• _THE EXERCISE_: Duplicate the stretch of lines from the start of the records through the line containing "leader-dots xyxy=(425,160,571,171)", both ends included.

Stored dataset items
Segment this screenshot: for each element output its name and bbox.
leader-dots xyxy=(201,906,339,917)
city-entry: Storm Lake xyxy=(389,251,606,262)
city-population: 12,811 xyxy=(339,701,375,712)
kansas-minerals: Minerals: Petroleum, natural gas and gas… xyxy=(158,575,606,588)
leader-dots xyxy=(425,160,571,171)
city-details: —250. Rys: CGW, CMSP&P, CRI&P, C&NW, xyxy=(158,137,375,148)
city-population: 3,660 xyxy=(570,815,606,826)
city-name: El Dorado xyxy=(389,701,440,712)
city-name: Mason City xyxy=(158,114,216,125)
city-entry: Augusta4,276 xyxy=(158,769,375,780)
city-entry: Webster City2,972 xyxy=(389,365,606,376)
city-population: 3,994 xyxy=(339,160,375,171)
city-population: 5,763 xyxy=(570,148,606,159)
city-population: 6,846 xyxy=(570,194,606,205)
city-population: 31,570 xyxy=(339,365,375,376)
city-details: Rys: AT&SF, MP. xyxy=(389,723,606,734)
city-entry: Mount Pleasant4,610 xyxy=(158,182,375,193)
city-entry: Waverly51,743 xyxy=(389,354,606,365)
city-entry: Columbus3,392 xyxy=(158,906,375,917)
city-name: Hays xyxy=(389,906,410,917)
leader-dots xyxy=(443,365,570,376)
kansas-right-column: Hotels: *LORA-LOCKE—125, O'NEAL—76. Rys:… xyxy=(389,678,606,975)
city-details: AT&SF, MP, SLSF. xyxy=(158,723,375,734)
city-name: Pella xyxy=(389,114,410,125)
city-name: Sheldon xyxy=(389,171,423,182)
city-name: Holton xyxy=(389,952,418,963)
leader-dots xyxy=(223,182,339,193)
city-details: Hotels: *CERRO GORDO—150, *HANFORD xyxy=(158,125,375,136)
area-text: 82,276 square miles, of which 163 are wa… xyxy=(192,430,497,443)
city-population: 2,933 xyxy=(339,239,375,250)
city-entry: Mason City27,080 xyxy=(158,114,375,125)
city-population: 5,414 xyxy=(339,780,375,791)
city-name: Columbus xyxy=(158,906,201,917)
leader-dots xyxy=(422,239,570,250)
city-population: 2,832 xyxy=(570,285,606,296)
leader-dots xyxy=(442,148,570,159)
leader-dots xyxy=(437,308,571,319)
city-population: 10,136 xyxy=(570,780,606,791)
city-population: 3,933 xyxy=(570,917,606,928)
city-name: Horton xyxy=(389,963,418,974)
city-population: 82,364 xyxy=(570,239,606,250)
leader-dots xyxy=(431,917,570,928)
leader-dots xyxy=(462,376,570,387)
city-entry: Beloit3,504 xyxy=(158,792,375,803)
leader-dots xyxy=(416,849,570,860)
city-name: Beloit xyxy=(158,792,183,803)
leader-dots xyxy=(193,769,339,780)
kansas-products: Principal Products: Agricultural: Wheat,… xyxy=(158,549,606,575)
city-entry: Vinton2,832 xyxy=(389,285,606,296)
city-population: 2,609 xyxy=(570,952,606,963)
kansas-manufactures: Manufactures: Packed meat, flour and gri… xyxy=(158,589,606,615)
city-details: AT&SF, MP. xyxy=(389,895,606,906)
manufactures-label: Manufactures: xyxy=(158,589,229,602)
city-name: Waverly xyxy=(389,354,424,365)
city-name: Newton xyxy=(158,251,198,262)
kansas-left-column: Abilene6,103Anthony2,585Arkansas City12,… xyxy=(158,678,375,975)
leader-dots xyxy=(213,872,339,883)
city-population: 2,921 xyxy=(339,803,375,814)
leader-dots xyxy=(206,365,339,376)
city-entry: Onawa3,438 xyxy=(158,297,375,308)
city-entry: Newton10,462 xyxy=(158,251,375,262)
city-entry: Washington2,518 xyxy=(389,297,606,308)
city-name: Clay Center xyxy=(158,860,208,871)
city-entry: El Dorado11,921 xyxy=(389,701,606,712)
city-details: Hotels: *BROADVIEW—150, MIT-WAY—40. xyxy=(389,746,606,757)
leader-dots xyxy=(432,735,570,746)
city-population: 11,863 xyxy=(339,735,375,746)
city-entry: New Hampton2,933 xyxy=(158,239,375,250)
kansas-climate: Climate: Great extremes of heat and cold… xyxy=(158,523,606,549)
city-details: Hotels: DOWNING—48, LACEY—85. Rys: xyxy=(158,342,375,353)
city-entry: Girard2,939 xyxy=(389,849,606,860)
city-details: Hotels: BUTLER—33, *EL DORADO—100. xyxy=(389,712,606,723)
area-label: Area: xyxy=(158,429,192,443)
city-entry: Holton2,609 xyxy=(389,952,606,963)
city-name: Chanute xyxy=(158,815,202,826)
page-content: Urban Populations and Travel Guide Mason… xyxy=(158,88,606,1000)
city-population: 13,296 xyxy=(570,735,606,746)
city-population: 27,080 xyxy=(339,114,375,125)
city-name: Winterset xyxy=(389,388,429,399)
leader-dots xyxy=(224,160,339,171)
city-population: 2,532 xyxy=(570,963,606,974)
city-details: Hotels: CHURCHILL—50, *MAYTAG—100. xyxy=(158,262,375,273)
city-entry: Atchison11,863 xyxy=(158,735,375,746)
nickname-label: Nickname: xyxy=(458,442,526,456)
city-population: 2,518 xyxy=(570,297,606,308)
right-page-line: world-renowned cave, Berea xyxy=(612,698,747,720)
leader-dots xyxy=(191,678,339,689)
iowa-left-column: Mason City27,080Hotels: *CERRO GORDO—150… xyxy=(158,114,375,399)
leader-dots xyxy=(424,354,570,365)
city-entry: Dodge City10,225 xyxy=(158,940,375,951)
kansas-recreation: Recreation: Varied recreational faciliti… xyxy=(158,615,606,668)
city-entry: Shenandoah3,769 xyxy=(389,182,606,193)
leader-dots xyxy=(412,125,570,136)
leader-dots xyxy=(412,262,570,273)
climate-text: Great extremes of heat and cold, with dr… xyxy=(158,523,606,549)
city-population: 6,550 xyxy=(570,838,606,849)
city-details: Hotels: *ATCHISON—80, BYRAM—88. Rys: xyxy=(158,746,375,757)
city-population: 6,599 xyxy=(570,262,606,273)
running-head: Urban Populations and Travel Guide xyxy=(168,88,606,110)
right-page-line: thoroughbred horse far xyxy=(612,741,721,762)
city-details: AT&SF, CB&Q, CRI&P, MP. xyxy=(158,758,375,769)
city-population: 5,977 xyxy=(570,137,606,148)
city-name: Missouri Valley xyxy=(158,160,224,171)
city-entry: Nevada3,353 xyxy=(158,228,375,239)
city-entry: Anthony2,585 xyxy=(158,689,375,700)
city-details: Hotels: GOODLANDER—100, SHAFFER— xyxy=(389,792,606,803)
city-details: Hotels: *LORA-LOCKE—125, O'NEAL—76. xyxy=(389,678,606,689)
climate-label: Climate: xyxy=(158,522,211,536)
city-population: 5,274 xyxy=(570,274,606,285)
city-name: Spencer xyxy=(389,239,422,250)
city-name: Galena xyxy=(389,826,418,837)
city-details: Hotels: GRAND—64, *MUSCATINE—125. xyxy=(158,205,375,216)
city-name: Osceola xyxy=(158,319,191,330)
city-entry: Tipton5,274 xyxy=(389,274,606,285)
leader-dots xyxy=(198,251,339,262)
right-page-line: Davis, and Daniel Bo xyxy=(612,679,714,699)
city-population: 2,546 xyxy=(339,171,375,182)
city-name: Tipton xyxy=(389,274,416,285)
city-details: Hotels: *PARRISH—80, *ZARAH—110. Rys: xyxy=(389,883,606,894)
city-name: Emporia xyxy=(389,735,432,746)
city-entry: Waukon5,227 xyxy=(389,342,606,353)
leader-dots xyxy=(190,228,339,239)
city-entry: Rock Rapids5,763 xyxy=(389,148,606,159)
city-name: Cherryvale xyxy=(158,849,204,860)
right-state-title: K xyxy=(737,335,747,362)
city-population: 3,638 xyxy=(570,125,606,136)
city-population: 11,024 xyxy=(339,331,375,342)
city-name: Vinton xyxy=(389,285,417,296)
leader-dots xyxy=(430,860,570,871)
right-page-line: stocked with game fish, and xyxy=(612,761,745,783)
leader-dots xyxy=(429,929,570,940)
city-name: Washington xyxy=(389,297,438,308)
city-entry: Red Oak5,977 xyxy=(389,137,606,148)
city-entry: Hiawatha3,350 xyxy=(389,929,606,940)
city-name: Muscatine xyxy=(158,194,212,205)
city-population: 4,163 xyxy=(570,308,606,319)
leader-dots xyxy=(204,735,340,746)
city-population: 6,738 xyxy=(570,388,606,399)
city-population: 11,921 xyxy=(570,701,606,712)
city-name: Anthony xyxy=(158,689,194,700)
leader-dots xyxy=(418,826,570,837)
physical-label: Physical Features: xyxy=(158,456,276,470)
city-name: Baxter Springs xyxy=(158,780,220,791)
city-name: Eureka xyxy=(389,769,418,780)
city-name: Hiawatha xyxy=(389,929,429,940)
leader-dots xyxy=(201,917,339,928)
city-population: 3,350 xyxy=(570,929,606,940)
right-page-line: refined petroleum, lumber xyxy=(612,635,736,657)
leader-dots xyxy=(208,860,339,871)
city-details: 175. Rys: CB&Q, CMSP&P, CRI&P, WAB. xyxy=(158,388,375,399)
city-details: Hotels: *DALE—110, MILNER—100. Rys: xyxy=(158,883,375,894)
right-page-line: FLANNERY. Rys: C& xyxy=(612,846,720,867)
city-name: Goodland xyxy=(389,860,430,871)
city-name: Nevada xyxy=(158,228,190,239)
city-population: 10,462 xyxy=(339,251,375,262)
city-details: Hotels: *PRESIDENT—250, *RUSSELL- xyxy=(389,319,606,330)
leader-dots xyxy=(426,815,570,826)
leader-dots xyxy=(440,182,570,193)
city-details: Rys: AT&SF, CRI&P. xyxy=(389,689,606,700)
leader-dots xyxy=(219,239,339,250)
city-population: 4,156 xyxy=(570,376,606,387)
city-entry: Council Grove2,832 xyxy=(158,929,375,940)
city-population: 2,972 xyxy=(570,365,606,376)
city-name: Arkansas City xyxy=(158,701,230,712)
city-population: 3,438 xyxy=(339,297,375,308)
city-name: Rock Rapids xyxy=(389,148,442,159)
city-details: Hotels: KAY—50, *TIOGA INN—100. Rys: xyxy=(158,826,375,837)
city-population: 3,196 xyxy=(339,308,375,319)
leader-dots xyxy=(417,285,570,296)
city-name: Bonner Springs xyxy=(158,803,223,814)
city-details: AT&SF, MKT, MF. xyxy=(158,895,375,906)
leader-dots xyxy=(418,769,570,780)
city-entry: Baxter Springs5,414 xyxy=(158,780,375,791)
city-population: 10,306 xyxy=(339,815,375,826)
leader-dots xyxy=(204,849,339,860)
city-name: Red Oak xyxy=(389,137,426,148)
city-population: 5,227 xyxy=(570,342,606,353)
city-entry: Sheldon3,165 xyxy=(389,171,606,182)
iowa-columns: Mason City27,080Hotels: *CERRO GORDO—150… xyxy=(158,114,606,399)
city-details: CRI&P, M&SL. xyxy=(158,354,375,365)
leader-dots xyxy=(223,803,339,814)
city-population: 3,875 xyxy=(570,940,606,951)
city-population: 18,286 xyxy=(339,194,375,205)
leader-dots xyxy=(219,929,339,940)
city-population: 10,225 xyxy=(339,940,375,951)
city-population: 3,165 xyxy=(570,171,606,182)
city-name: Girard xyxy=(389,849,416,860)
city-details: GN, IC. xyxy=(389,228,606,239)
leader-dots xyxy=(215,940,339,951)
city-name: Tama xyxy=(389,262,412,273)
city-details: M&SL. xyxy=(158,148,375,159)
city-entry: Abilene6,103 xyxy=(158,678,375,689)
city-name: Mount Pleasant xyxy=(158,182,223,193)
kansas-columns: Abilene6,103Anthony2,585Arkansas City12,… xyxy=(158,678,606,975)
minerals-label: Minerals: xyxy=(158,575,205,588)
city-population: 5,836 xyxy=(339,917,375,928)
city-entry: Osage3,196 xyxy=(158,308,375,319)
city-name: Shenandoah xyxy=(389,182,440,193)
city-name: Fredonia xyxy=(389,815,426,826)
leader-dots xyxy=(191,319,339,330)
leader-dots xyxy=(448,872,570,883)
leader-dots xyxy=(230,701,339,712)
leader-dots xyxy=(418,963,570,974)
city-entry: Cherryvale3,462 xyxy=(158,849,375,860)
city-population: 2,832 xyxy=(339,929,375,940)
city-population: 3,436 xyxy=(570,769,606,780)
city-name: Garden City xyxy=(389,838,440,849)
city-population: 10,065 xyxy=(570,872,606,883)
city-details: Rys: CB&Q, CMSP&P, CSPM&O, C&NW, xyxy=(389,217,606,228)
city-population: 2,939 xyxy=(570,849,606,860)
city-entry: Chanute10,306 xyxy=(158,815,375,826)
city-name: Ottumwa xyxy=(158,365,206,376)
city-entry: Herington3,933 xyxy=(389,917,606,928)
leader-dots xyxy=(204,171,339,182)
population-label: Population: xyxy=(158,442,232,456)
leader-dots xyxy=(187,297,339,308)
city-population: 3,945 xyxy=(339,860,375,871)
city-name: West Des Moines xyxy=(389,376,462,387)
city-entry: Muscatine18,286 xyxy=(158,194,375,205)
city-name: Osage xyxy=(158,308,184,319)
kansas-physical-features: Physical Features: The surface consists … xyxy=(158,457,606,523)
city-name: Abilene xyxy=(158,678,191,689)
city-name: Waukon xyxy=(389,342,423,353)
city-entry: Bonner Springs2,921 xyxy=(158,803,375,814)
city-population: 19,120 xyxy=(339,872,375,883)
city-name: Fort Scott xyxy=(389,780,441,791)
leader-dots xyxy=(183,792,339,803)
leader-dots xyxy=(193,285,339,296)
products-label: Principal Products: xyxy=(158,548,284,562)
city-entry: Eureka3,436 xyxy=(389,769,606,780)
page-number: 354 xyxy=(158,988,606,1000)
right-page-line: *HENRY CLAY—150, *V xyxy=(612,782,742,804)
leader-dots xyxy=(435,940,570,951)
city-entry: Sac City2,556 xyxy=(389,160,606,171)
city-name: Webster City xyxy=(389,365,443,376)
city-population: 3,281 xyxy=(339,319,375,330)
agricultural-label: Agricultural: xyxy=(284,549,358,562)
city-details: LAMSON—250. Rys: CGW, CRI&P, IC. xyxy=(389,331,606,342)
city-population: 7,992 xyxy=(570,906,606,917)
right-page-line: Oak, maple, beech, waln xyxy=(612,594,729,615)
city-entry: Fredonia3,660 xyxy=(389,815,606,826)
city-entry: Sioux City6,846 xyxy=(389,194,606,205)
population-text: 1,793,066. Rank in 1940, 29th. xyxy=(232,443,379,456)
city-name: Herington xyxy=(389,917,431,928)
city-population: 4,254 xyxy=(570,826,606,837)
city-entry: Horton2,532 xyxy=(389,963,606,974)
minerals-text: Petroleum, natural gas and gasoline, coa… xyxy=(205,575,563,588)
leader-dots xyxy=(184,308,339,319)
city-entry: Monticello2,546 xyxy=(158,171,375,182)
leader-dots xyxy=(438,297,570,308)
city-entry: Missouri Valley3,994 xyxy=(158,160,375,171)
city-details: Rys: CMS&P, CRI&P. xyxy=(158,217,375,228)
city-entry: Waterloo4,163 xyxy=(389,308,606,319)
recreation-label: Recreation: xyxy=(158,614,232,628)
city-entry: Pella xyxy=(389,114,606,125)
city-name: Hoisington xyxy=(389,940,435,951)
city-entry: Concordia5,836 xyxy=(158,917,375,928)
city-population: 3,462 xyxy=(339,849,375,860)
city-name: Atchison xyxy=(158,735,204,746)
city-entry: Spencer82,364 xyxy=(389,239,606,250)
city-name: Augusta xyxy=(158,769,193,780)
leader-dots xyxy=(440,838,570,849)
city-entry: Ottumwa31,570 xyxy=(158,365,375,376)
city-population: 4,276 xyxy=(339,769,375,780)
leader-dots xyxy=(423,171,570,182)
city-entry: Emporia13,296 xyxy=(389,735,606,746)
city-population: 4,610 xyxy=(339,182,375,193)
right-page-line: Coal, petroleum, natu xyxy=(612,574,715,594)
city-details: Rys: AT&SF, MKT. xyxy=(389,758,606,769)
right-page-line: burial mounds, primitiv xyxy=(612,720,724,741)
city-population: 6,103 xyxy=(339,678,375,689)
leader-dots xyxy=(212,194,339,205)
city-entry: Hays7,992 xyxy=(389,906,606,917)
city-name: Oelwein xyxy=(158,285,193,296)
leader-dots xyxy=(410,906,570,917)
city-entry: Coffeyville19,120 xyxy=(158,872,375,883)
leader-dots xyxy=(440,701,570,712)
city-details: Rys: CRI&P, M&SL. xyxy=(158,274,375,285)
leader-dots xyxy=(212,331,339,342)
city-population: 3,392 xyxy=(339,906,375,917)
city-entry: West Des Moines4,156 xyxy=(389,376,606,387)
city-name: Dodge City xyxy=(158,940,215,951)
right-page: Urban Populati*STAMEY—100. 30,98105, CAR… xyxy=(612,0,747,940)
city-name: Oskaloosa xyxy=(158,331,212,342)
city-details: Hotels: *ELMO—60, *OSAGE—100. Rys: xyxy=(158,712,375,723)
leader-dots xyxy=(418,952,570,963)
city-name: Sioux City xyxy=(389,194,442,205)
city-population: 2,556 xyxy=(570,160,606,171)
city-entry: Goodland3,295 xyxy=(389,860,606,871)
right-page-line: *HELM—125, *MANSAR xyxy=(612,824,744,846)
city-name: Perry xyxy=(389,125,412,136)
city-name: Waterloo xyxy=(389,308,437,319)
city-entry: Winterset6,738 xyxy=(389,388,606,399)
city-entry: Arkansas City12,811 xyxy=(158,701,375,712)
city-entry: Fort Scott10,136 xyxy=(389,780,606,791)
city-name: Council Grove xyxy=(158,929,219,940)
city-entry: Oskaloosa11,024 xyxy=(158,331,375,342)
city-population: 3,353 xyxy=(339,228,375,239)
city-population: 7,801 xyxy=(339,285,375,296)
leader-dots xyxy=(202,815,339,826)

• _SOLVED PROBLEM_:
Segment this screenshot: for each element output its name and bbox.
leader-dots xyxy=(201,906,339,917)
city-entry: Storm Lake xyxy=(389,251,606,262)
city-population: 12,811 xyxy=(339,701,375,712)
kansas-minerals: Minerals: Petroleum, natural gas and gas… xyxy=(158,575,606,588)
leader-dots xyxy=(425,160,571,171)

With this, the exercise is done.